Instruction -
Copy out all the lines exactly. Omit pictures.
+-------+
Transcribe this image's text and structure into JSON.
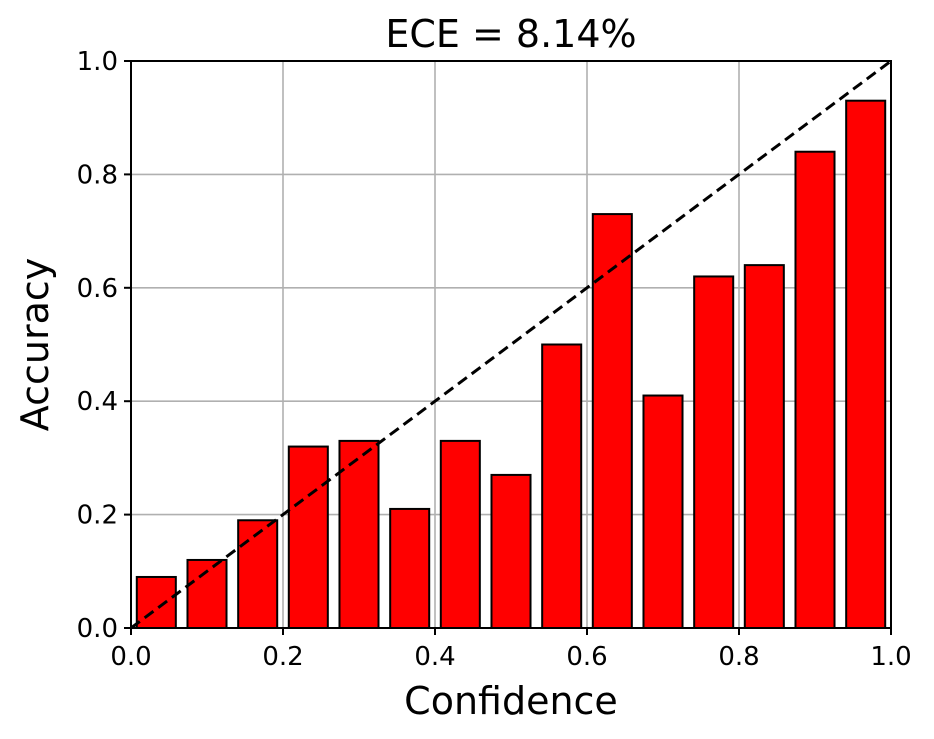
{
  "chart_data": {
    "type": "bar",
    "title": "ECE = 8.14%",
    "xlabel": "Confidence",
    "ylabel": "Accuracy",
    "xlim": [
      0.0,
      1.0
    ],
    "ylim": [
      0.0,
      1.0
    ],
    "x_ticks": [
      "0.0",
      "0.2",
      "0.4",
      "0.6",
      "0.8",
      "1.0"
    ],
    "y_ticks": [
      "0.0",
      "0.2",
      "0.4",
      "0.6",
      "0.8",
      "1.0"
    ],
    "grid": true,
    "bin_width": 0.0667,
    "x": [
      0.0333,
      0.1,
      0.1667,
      0.2333,
      0.3,
      0.3667,
      0.4333,
      0.5,
      0.5667,
      0.6333,
      0.7,
      0.7667,
      0.8333,
      0.9,
      0.9667
    ],
    "values": [
      0.09,
      0.12,
      0.19,
      0.32,
      0.33,
      0.21,
      0.33,
      0.27,
      0.5,
      0.73,
      0.41,
      0.62,
      0.64,
      0.84,
      0.93
    ],
    "reference_line": {
      "style": "dashed",
      "color": "#000000",
      "from": [
        0.0,
        0.0
      ],
      "to": [
        1.0,
        1.0
      ]
    },
    "bar_color": "#ff0000",
    "edge_color": "#000000"
  }
}
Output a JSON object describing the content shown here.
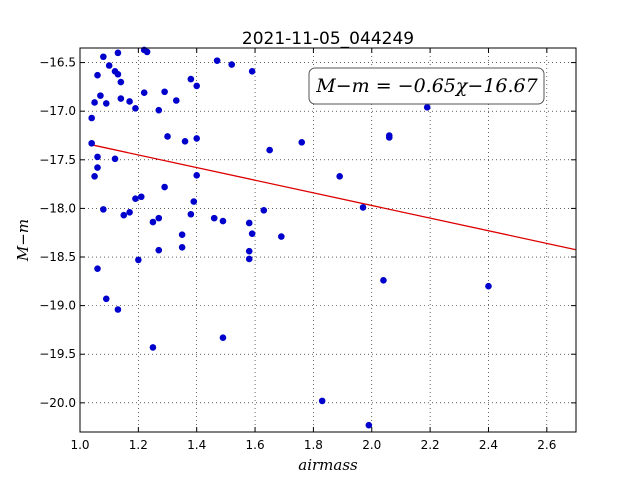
{
  "chart_data": {
    "type": "scatter",
    "title": "2021-11-05_044249",
    "xlabel": "airmass",
    "ylabel": "M−m",
    "xlim": [
      1.0,
      2.7
    ],
    "ylim": [
      -20.3,
      -16.35
    ],
    "xticks": [
      1.0,
      1.2,
      1.4,
      1.6,
      1.8,
      2.0,
      2.2,
      2.4,
      2.6
    ],
    "xtick_labels": [
      "1.0",
      "1.2",
      "1.4",
      "1.6",
      "1.8",
      "2.0",
      "2.2",
      "2.4",
      "2.6"
    ],
    "yticks": [
      -16.5,
      -17.0,
      -17.5,
      -18.0,
      -18.5,
      -19.0,
      -19.5,
      -20.0
    ],
    "ytick_labels": [
      "−16.5",
      "−17.0",
      "−17.5",
      "−18.0",
      "−18.5",
      "−19.0",
      "−19.5",
      "−20.0"
    ],
    "grid": true,
    "point_color": "#0000cc",
    "fit_color": "#dd0000",
    "fit": {
      "slope": -0.65,
      "intercept": -16.67,
      "x_range": [
        1.03,
        2.7
      ]
    },
    "annotation": "M−m = −0.65χ−16.67",
    "points": [
      [
        1.22,
        -16.37
      ],
      [
        1.23,
        -16.39
      ],
      [
        1.13,
        -16.4
      ],
      [
        1.08,
        -16.44
      ],
      [
        1.47,
        -16.48
      ],
      [
        1.52,
        -16.52
      ],
      [
        1.1,
        -16.53
      ],
      [
        1.12,
        -16.59
      ],
      [
        1.59,
        -16.59
      ],
      [
        1.13,
        -16.62
      ],
      [
        1.06,
        -16.63
      ],
      [
        1.38,
        -16.67
      ],
      [
        1.14,
        -16.7
      ],
      [
        1.4,
        -16.74
      ],
      [
        1.29,
        -16.8
      ],
      [
        1.22,
        -16.81
      ],
      [
        1.07,
        -16.84
      ],
      [
        1.14,
        -16.87
      ],
      [
        1.33,
        -16.89
      ],
      [
        1.17,
        -16.9
      ],
      [
        1.05,
        -16.91
      ],
      [
        1.09,
        -16.92
      ],
      [
        1.19,
        -16.97
      ],
      [
        1.27,
        -16.99
      ],
      [
        2.19,
        -16.96
      ],
      [
        1.04,
        -17.07
      ],
      [
        2.06,
        -17.25
      ],
      [
        1.3,
        -17.26
      ],
      [
        2.06,
        -17.27
      ],
      [
        1.4,
        -17.28
      ],
      [
        1.36,
        -17.31
      ],
      [
        1.76,
        -17.32
      ],
      [
        1.04,
        -17.33
      ],
      [
        1.65,
        -17.4
      ],
      [
        1.06,
        -17.47
      ],
      [
        1.12,
        -17.49
      ],
      [
        1.06,
        -17.58
      ],
      [
        1.05,
        -17.67
      ],
      [
        1.89,
        -17.67
      ],
      [
        1.4,
        -17.66
      ],
      [
        1.29,
        -17.78
      ],
      [
        1.21,
        -17.88
      ],
      [
        1.19,
        -17.9
      ],
      [
        1.39,
        -17.93
      ],
      [
        1.97,
        -17.99
      ],
      [
        1.08,
        -18.01
      ],
      [
        1.63,
        -18.02
      ],
      [
        1.17,
        -18.04
      ],
      [
        1.38,
        -18.06
      ],
      [
        1.15,
        -18.07
      ],
      [
        1.27,
        -18.1
      ],
      [
        1.46,
        -18.1
      ],
      [
        1.49,
        -18.13
      ],
      [
        1.25,
        -18.14
      ],
      [
        1.58,
        -18.15
      ],
      [
        1.59,
        -18.26
      ],
      [
        1.35,
        -18.27
      ],
      [
        1.69,
        -18.29
      ],
      [
        1.35,
        -18.4
      ],
      [
        1.27,
        -18.43
      ],
      [
        1.58,
        -18.44
      ],
      [
        1.2,
        -18.53
      ],
      [
        1.58,
        -18.52
      ],
      [
        1.06,
        -18.62
      ],
      [
        2.04,
        -18.74
      ],
      [
        2.4,
        -18.8
      ],
      [
        1.09,
        -18.93
      ],
      [
        1.13,
        -19.04
      ],
      [
        1.49,
        -19.33
      ],
      [
        1.25,
        -19.43
      ],
      [
        1.83,
        -19.98
      ],
      [
        1.99,
        -20.23
      ]
    ]
  }
}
+-------+
Result of the exercise -
Transcribe this image's text and structure into JSON.
{
  "chart_data": {
    "type": "bar",
    "title": "ECE = 8.14%",
    "xlabel": "Confidence",
    "ylabel": "Accuracy",
    "xlim": [
      0.0,
      1.0
    ],
    "ylim": [
      0.0,
      1.0
    ],
    "x_ticks": [
      "0.0",
      "0.2",
      "0.4",
      "0.6",
      "0.8",
      "1.0"
    ],
    "y_ticks": [
      "0.0",
      "0.2",
      "0.4",
      "0.6",
      "0.8",
      "1.0"
    ],
    "grid": true,
    "bin_width": 0.0667,
    "x": [
      0.0333,
      0.1,
      0.1667,
      0.2333,
      0.3,
      0.3667,
      0.4333,
      0.5,
      0.5667,
      0.6333,
      0.7,
      0.7667,
      0.8333,
      0.9,
      0.9667
    ],
    "values": [
      0.09,
      0.12,
      0.19,
      0.32,
      0.33,
      0.21,
      0.33,
      0.27,
      0.5,
      0.73,
      0.41,
      0.62,
      0.64,
      0.84,
      0.93
    ],
    "reference_line": {
      "style": "dashed",
      "color": "#000000",
      "from": [
        0.0,
        0.0
      ],
      "to": [
        1.0,
        1.0
      ]
    },
    "bar_color": "#ff0000",
    "edge_color": "#000000"
  }
}
Output a JSON object describing the content shown here.
{
  "chart_data": {
    "type": "scatter",
    "title": "2021-11-05_044249",
    "xlabel": "airmass",
    "ylabel": "M−m",
    "xlim": [
      1.0,
      2.7
    ],
    "ylim": [
      -20.3,
      -16.35
    ],
    "xticks": [
      1.0,
      1.2,
      1.4,
      1.6,
      1.8,
      2.0,
      2.2,
      2.4,
      2.6
    ],
    "xtick_labels": [
      "1.0",
      "1.2",
      "1.4",
      "1.6",
      "1.8",
      "2.0",
      "2.2",
      "2.4",
      "2.6"
    ],
    "yticks": [
      -16.5,
      -17.0,
      -17.5,
      -18.0,
      -18.5,
      -19.0,
      -19.5,
      -20.0
    ],
    "ytick_labels": [
      "−16.5",
      "−17.0",
      "−17.5",
      "−18.0",
      "−18.5",
      "−19.0",
      "−19.5",
      "−20.0"
    ],
    "grid": true,
    "point_color": "#0000cc",
    "fit_color": "#dd0000",
    "fit": {
      "slope": -0.65,
      "intercept": -16.67,
      "x_range": [
        1.03,
        2.7
      ]
    },
    "annotation": "M−m = −0.65χ−16.67",
    "points": [
      [
        1.22,
        -16.37
      ],
      [
        1.23,
        -16.39
      ],
      [
        1.13,
        -16.4
      ],
      [
        1.08,
        -16.44
      ],
      [
        1.47,
        -16.48
      ],
      [
        1.52,
        -16.52
      ],
      [
        1.1,
        -16.53
      ],
      [
        1.12,
        -16.59
      ],
      [
        1.59,
        -16.59
      ],
      [
        1.13,
        -16.62
      ],
      [
        1.06,
        -16.63
      ],
      [
        1.38,
        -16.67
      ],
      [
        1.14,
        -16.7
      ],
      [
        1.4,
        -16.74
      ],
      [
        1.29,
        -16.8
      ],
      [
        1.22,
        -16.81
      ],
      [
        1.07,
        -16.84
      ],
      [
        1.14,
        -16.87
      ],
      [
        1.33,
        -16.89
      ],
      [
        1.17,
        -16.9
      ],
      [
        1.05,
        -16.91
      ],
      [
        1.09,
        -16.92
      ],
      [
        1.19,
        -16.97
      ],
      [
        1.27,
        -16.99
      ],
      [
        2.19,
        -16.96
      ],
      [
        1.04,
        -17.07
      ],
      [
        2.06,
        -17.25
      ],
      [
        1.3,
        -17.26
      ],
      [
        2.06,
        -17.27
      ],
      [
        1.4,
        -17.28
      ],
      [
        1.36,
        -17.31
      ],
      [
        1.76,
        -17.32
      ],
      [
        1.04,
        -17.33
      ],
      [
        1.65,
        -17.4
      ],
      [
        1.06,
        -17.47
      ],
      [
        1.12,
        -17.49
      ],
      [
        1.06,
        -17.58
      ],
      [
        1.05,
        -17.67
      ],
      [
        1.89,
        -17.67
      ],
      [
        1.4,
        -17.66
      ],
      [
        1.29,
        -17.78
      ],
      [
        1.21,
        -17.88
      ],
      [
        1.19,
        -17.9
      ],
      [
        1.39,
        -17.93
      ],
      [
        1.97,
        -17.99
      ],
      [
        1.08,
        -18.01
      ],
      [
        1.63,
        -18.02
      ],
      [
        1.17,
        -18.04
      ],
      [
        1.38,
        -18.06
      ],
      [
        1.15,
        -18.07
      ],
      [
        1.27,
        -18.1
      ],
      [
        1.46,
        -18.1
      ],
      [
        1.49,
        -18.13
      ],
      [
        1.25,
        -18.14
      ],
      [
        1.58,
        -18.15
      ],
      [
        1.59,
        -18.26
      ],
      [
        1.35,
        -18.27
      ],
      [
        1.69,
        -18.29
      ],
      [
        1.35,
        -18.4
      ],
      [
        1.27,
        -18.43
      ],
      [
        1.58,
        -18.44
      ],
      [
        1.2,
        -18.53
      ],
      [
        1.58,
        -18.52
      ],
      [
        1.06,
        -18.62
      ],
      [
        2.04,
        -18.74
      ],
      [
        2.4,
        -18.8
      ],
      [
        1.09,
        -18.93
      ],
      [
        1.13,
        -19.04
      ],
      [
        1.49,
        -19.33
      ],
      [
        1.25,
        -19.43
      ],
      [
        1.83,
        -19.98
      ],
      [
        1.99,
        -20.23
      ]
    ]
  }
}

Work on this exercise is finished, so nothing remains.